BEGIN
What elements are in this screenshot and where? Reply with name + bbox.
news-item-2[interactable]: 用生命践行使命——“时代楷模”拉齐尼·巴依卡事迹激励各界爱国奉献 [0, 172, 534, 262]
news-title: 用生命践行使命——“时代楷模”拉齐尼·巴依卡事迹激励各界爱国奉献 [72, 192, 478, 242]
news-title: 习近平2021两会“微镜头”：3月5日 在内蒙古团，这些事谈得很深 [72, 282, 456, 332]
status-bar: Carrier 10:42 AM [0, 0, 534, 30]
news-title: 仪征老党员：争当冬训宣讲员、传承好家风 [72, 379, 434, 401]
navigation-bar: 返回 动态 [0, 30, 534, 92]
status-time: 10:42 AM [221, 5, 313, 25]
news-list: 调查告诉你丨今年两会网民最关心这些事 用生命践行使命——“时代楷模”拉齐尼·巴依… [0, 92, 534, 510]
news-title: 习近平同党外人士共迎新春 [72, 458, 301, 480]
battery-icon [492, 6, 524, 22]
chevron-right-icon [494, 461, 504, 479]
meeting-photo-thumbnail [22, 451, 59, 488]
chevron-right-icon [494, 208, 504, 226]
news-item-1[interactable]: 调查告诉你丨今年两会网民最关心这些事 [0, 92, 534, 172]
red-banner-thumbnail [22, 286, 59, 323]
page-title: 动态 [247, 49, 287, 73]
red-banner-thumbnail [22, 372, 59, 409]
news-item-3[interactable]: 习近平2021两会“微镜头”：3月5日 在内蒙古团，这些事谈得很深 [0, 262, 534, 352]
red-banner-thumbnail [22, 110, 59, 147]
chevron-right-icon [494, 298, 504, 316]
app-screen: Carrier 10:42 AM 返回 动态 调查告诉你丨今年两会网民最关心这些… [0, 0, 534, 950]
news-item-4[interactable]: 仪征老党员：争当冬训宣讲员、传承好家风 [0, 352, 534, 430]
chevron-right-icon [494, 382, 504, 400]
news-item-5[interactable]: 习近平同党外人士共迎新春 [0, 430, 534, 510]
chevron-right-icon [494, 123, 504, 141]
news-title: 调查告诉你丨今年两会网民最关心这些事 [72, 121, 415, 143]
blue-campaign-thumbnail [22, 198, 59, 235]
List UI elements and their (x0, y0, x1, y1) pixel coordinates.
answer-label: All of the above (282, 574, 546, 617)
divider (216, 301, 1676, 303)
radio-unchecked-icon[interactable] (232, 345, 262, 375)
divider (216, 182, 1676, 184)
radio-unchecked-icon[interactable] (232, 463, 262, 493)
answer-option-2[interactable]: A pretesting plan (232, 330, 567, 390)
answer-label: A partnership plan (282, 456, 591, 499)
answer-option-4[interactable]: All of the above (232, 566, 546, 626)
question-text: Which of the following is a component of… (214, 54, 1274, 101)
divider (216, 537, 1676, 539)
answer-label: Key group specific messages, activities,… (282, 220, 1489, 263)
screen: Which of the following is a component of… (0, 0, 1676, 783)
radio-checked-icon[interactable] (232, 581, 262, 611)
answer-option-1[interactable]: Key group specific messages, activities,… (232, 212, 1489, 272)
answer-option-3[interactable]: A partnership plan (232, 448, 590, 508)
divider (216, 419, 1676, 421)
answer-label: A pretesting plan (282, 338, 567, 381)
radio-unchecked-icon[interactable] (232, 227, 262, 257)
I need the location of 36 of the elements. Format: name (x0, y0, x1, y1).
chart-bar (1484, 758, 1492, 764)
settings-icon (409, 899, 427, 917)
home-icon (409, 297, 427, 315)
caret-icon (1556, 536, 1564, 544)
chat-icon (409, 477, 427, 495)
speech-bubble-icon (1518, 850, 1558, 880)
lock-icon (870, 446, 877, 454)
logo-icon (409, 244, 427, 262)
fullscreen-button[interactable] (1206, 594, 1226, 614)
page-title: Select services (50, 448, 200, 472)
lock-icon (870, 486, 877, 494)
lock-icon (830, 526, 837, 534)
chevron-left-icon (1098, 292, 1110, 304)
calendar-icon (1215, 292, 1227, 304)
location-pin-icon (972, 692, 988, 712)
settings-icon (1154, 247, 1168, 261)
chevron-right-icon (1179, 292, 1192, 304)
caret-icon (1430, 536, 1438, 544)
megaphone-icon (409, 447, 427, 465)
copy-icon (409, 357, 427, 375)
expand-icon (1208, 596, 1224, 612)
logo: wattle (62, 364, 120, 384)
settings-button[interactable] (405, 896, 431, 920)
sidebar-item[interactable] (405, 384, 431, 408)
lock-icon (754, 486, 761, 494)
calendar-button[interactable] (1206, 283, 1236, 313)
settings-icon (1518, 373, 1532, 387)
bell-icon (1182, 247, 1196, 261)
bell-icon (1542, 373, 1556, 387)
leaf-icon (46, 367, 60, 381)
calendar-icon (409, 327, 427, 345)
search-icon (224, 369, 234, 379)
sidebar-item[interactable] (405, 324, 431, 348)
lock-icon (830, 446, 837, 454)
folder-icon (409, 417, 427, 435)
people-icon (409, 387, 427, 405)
END
_Written instruction:_ Copy out, word for word, the rows from the first row above through the line containing "navigation-bar: 返回 动态 [0, 30, 534, 92]", both included.

_Response:_
What elements are in this screenshot and where? Reply with name + bbox.
news-item-2[interactable]: 用生命践行使命——“时代楷模”拉齐尼·巴依卡事迹激励各界爱国奉献 [0, 172, 534, 262]
news-title: 用生命践行使命——“时代楷模”拉齐尼·巴依卡事迹激励各界爱国奉献 [72, 192, 478, 242]
news-title: 习近平2021两会“微镜头”：3月5日 在内蒙古团，这些事谈得很深 [72, 282, 456, 332]
status-bar: Carrier 10:42 AM [0, 0, 534, 30]
news-title: 仪征老党员：争当冬训宣讲员、传承好家风 [72, 379, 434, 401]
navigation-bar: 返回 动态 [0, 30, 534, 92]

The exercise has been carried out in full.